Stored data
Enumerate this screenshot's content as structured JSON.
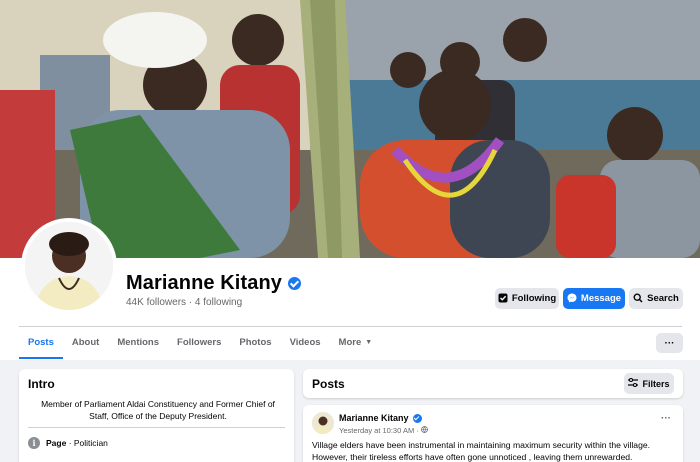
{
  "profile": {
    "name": "Marianne Kitany",
    "followers": "44K followers",
    "following": "4 following",
    "separator": " · "
  },
  "actions": {
    "following_label": "Following",
    "message_label": "Message",
    "search_label": "Search"
  },
  "tabs": [
    {
      "label": "Posts",
      "active": true
    },
    {
      "label": "About"
    },
    {
      "label": "Mentions"
    },
    {
      "label": "Followers"
    },
    {
      "label": "Photos"
    },
    {
      "label": "Videos"
    },
    {
      "label": "More"
    }
  ],
  "more_menu_label": "···",
  "intro": {
    "title": "Intro",
    "bio": "Member of Parliament Aldai Constituency and Former Chief of Staff, Office of the Deputy President.",
    "page_label": "Page",
    "page_category": " · Politician"
  },
  "posts": {
    "title": "Posts",
    "filters_label": "Filters",
    "items": [
      {
        "author": "Marianne Kitany",
        "time": "Yesterday at 10:30 AM · ",
        "text": "Village elders have been instrumental in maintaining maximum security within the village. However, their tireless efforts have often gone unnoticed , leaving them unrewarded."
      }
    ]
  },
  "colors": {
    "accent": "#1877f2",
    "background": "#f0f2f5",
    "button_gray": "#e4e6eb",
    "secondary_text": "#65676b"
  },
  "icons": {
    "verified": "verified-badge-icon",
    "following": "following-check-icon",
    "message": "messenger-icon",
    "search": "search-icon",
    "caret": "caret-down-icon",
    "info": "info-icon",
    "filters": "filters-icon",
    "globe": "globe-icon"
  }
}
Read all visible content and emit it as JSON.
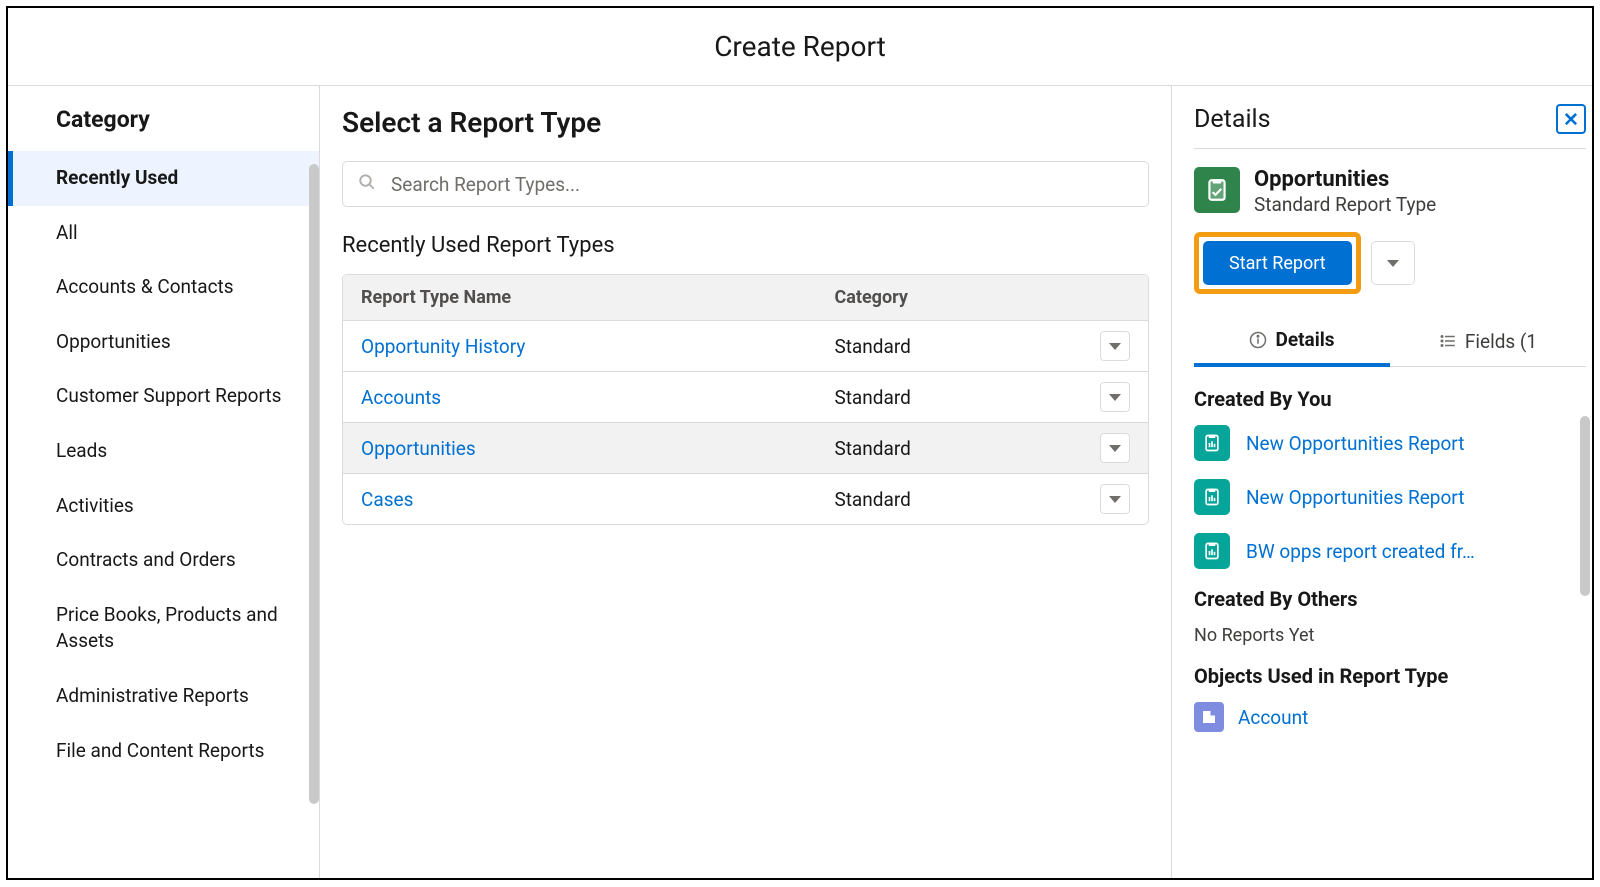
{
  "header": {
    "title": "Create Report"
  },
  "sidebar": {
    "heading": "Category",
    "items": [
      {
        "label": "Recently Used",
        "active": true
      },
      {
        "label": "All"
      },
      {
        "label": "Accounts & Contacts"
      },
      {
        "label": "Opportunities"
      },
      {
        "label": "Customer Support Reports"
      },
      {
        "label": "Leads"
      },
      {
        "label": "Activities"
      },
      {
        "label": "Contracts and Orders"
      },
      {
        "label": "Price Books, Products and Assets"
      },
      {
        "label": "Administrative Reports"
      },
      {
        "label": "File and Content Reports"
      }
    ]
  },
  "main": {
    "heading": "Select a Report Type",
    "search_placeholder": "Search Report Types...",
    "list_heading": "Recently Used Report Types",
    "columns": {
      "name": "Report Type Name",
      "category": "Category"
    },
    "rows": [
      {
        "name": "Opportunity History",
        "category": "Standard"
      },
      {
        "name": "Accounts",
        "category": "Standard"
      },
      {
        "name": "Opportunities",
        "category": "Standard",
        "selected": true
      },
      {
        "name": "Cases",
        "category": "Standard"
      }
    ]
  },
  "details": {
    "heading": "Details",
    "selected": {
      "title": "Opportunities",
      "subtitle": "Standard Report Type"
    },
    "start_label": "Start Report",
    "tabs": {
      "details": "Details",
      "fields": "Fields (1"
    },
    "created_by_you": {
      "heading": "Created By You",
      "items": [
        "New Opportunities Report",
        "New Opportunities Report",
        "BW opps report created fr…"
      ]
    },
    "created_by_others": {
      "heading": "Created By Others",
      "text": "No Reports Yet"
    },
    "objects": {
      "heading": "Objects Used in Report Type",
      "items": [
        "Account"
      ]
    }
  }
}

### Directions for this task
Whenever "Used" turns up in a line, pick that line out.

### Output of the task
        "label": "Recently Used",
    "list_heading": "Recently Used Report Types",
      "heading": "Objects Used in Report Type",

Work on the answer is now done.